%%

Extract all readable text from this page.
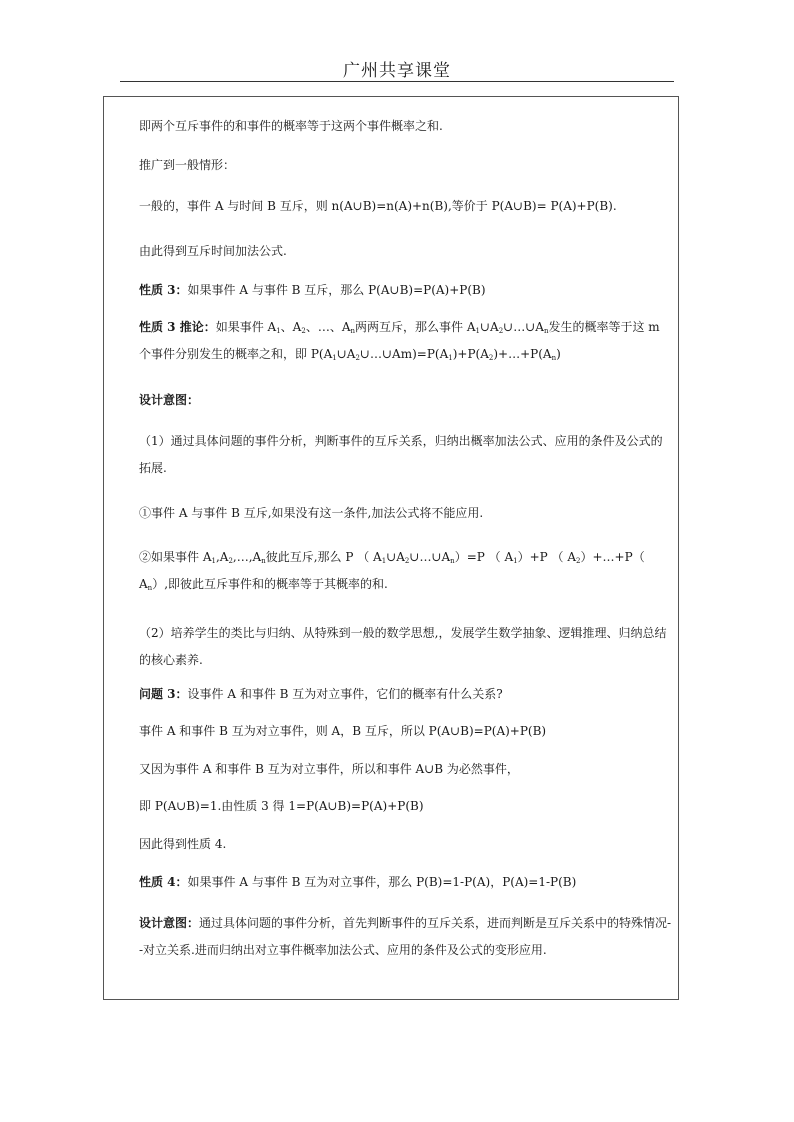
广州共享课堂
即两个互斥事件的和事件的概率等于这两个事件概率之和.
推广到一般情形：
一般的，事件 A 与时间 B 互斥，则 n(A∪B)=n(A)+n(B),等价于 P(A∪B)= P(A)+P(B).
由此得到互斥时间加法公式.
性质 3：如果事件 A 与事件 B 互斥，那么 P(A∪B)=P(A)+P(B)
性质 3 推论：如果事件 $A_1$、$A_2$、…、$A_n$两两互斥，那么事件 $A_1\cup A_2\cup\dots\cup A_n$发生的概率等于这 m 个事件分别发生的概率之和，即 $P(A_1\cup A_2\cup\dots\cup Am)=P(A_1)+P(A_2)+\dots+P(A_n)$
设计意图：
（1）通过具体问题的事件分析，判断事件的互斥关系，归纳出概率加法公式、应用的条件及公式的拓展.
①事件 A 与事件 B 互斥,如果没有这一条件,加法公式将不能应用.
②如果事件 $A_1,A_2,\dots,A_n$彼此互斥,那么 P （ $A_1\cup A_2\cup\dots\cup A_n)=P$ （ $A_1)+P$ （ $A_2)+\dots+P$（ $A_n$）,即彼此互斥事件和的概率等于其概率的和.
（2）培养学生的类比与归纳、从特殊到一般的数学思想,，发展学生数学抽象、逻辑推理、归纳总结的核心素养.
问题 3：设事件 A 和事件 B 互为对立事件，它们的概率有什么关系?
事件 A 和事件 B 互为对立事件，则 A，B 互斥，所以 P(A∪B)=P(A)+P(B)
又因为事件 A 和事件 B 互为对立事件，所以和事件 A∪B 为必然事件，
即 P(A∪B)=1.由性质 3 得 1=P(A∪B)=P(A)+P(B)
因此得到性质 4.
性质 4：如果事件 A 与事件 B 互为对立事件，那么 P(B)=1-P(A)，P(A)=1-P(B)
设计意图：通过具体问题的事件分析，首先判断事件的互斥关系，进而判断是互斥关系中的特殊情况--对立关系.进而归纳出对立事件概率加法公式、应用的条件及公式的变形应用.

%%

**EXERCISE DETAILS**
Make a list of all lines in the data that contain "互为对立事件".

**OUTPUT FOR THIS TASK**
问题 3：设事件 A 和事件 B 互为对立事件，它们的概率有什么关系?
事件 A 和事件 B 互为对立事件，则 A，B 互斥，所以 P(A∪B)=P(A)+P(B)
又因为事件 A 和事件 B 互为对立事件，所以和事件 A∪B 为必然事件，
性质 4：如果事件 A 与事件 B 互为对立事件，那么 P(B)=1-P(A)，P(A)=1-P(B)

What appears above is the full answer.